» Records for this exercise

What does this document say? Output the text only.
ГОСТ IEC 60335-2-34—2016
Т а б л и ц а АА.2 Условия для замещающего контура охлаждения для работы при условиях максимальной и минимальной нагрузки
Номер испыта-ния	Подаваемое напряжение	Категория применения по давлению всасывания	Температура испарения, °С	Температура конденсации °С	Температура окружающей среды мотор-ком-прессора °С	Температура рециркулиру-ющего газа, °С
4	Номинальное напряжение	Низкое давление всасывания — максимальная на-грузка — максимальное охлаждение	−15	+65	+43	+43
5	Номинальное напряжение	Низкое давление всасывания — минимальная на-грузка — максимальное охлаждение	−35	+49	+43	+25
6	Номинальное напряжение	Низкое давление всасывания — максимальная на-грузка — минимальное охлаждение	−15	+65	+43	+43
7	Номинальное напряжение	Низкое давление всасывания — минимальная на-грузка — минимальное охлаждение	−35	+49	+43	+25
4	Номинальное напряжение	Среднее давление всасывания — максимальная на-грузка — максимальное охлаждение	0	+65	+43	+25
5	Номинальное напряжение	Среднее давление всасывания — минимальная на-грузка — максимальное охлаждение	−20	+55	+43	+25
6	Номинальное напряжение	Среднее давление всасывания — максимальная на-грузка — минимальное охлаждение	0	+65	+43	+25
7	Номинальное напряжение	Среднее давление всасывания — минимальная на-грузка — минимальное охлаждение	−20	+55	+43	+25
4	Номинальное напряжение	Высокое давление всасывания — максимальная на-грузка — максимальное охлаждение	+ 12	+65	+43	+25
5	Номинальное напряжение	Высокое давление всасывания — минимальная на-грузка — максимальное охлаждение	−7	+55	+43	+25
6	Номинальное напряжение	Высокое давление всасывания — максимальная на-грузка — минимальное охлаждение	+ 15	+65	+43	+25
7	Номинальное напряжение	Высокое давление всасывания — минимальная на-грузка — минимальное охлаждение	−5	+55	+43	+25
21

» What you will do
Track down every line holding the string "минимальное" and copy it.

» In response
6	Номинальное напряжение	Низкое давление всасывания — максимальная на-грузка — минимальное охлаждение	−15	+65	+43	+43
7	Номинальное напряжение	Низкое давление всасывания — минимальная на-грузка — минимальное охлаждение	−35	+49	+43	+25
6	Номинальное напряжение	Среднее давление всасывания — максимальная на-грузка — минимальное охлаждение	0	+65	+43	+25
7	Номинальное напряжение	Среднее давление всасывания — минимальная на-грузка — минимальное охлаждение	−20	+55	+43	+25
6	Номинальное напряжение	Высокое давление всасывания — максимальная на-грузка — минимальное охлаждение	+ 15	+65	+43	+25
7	Номинальное напряжение	Высокое давление всасывания — минимальная на-грузка — минимальное охлаждение	−5	+55	+43	+25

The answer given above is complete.